── Source data ──
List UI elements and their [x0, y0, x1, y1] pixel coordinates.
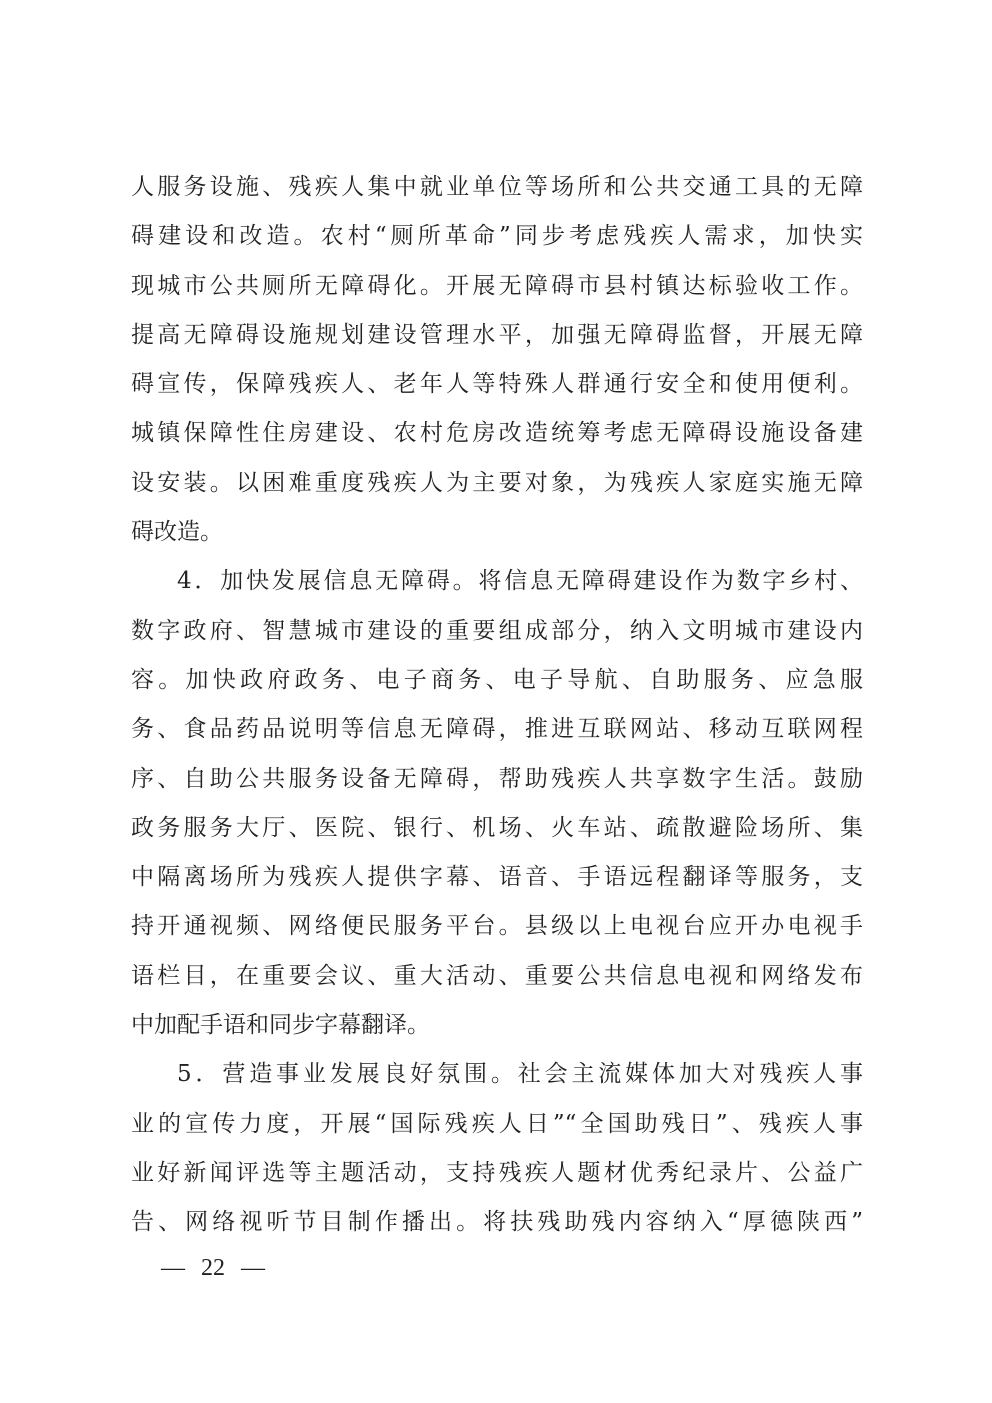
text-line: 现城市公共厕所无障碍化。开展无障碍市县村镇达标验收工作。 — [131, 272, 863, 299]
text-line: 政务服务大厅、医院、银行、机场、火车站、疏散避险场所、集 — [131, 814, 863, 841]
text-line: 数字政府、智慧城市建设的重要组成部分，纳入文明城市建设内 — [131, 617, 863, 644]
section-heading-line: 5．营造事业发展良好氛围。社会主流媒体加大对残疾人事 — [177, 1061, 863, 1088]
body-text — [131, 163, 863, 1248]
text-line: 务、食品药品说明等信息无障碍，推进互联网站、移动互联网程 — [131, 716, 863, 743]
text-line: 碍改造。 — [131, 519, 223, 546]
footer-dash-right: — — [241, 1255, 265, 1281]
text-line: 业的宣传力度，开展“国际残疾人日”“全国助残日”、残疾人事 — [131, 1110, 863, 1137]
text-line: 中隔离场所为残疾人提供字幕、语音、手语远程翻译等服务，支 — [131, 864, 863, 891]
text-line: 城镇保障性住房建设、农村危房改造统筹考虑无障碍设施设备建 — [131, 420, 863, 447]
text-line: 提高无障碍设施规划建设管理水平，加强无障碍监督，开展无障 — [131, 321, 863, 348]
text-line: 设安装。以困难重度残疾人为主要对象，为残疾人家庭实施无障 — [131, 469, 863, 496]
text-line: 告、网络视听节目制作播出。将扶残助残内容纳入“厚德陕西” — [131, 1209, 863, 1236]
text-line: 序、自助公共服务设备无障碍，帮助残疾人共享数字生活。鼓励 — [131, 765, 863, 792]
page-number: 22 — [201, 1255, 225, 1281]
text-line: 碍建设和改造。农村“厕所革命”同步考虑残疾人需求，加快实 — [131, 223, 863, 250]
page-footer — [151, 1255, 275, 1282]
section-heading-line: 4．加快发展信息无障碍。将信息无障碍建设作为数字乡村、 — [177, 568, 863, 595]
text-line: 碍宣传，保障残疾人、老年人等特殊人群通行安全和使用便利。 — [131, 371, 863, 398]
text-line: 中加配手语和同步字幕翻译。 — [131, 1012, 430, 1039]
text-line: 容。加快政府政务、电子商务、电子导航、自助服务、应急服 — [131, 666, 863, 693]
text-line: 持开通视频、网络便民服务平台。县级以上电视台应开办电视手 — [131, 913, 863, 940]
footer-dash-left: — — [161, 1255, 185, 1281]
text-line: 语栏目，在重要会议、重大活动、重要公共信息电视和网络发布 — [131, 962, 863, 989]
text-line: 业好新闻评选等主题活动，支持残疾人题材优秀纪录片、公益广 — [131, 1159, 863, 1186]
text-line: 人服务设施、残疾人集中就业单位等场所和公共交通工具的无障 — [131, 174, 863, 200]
───
## To do
Rewrite the data above with every "text-line" renamed to "text-row", keeping all other lines unchanged. Omit the picture from your answer.

## Solved exercise
List UI elements and their [x0, y0, x1, y1] pixel coordinates.
text-row: 现城市公共厕所无障碍化。开展无障碍市县村镇达标验收工作。 — [131, 272, 863, 299]
text-row: 政务服务大厅、医院、银行、机场、火车站、疏散避险场所、集 — [131, 814, 863, 841]
text-row: 数字政府、智慧城市建设的重要组成部分，纳入文明城市建设内 — [131, 617, 863, 644]
section-heading-line: 5．营造事业发展良好氛围。社会主流媒体加大对残疾人事 — [177, 1061, 863, 1088]
body-text — [131, 163, 863, 1248]
text-row: 务、食品药品说明等信息无障碍，推进互联网站、移动互联网程 — [131, 716, 863, 743]
text-row: 碍改造。 — [131, 519, 223, 546]
footer-dash-right: — — [241, 1255, 265, 1281]
text-row: 业的宣传力度，开展“国际残疾人日”“全国助残日”、残疾人事 — [131, 1110, 863, 1137]
text-row: 中隔离场所为残疾人提供字幕、语音、手语远程翻译等服务，支 — [131, 864, 863, 891]
text-row: 城镇保障性住房建设、农村危房改造统筹考虑无障碍设施设备建 — [131, 420, 863, 447]
text-row: 提高无障碍设施规划建设管理水平，加强无障碍监督，开展无障 — [131, 321, 863, 348]
text-row: 设安装。以困难重度残疾人为主要对象，为残疾人家庭实施无障 — [131, 469, 863, 496]
text-row: 告、网络视听节目制作播出。将扶残助残内容纳入“厚德陕西” — [131, 1209, 863, 1236]
text-row: 序、自助公共服务设备无障碍，帮助残疾人共享数字生活。鼓励 — [131, 765, 863, 792]
page-number: 22 — [201, 1255, 225, 1281]
text-row: 碍建设和改造。农村“厕所革命”同步考虑残疾人需求，加快实 — [131, 223, 863, 250]
page-footer — [151, 1255, 275, 1282]
section-heading-line: 4．加快发展信息无障碍。将信息无障碍建设作为数字乡村、 — [177, 568, 863, 595]
text-row: 碍宣传，保障残疾人、老年人等特殊人群通行安全和使用便利。 — [131, 371, 863, 398]
text-row: 中加配手语和同步字幕翻译。 — [131, 1012, 430, 1039]
text-row: 容。加快政府政务、电子商务、电子导航、自助服务、应急服 — [131, 666, 863, 693]
text-row: 持开通视频、网络便民服务平台。县级以上电视台应开办电视手 — [131, 913, 863, 940]
footer-dash-left: — — [161, 1255, 185, 1281]
text-row: 语栏目，在重要会议、重大活动、重要公共信息电视和网络发布 — [131, 962, 863, 989]
text-row: 业好新闻评选等主题活动，支持残疾人题材优秀纪录片、公益广 — [131, 1159, 863, 1186]
text-row: 人服务设施、残疾人集中就业单位等场所和公共交通工具的无障 — [131, 174, 863, 200]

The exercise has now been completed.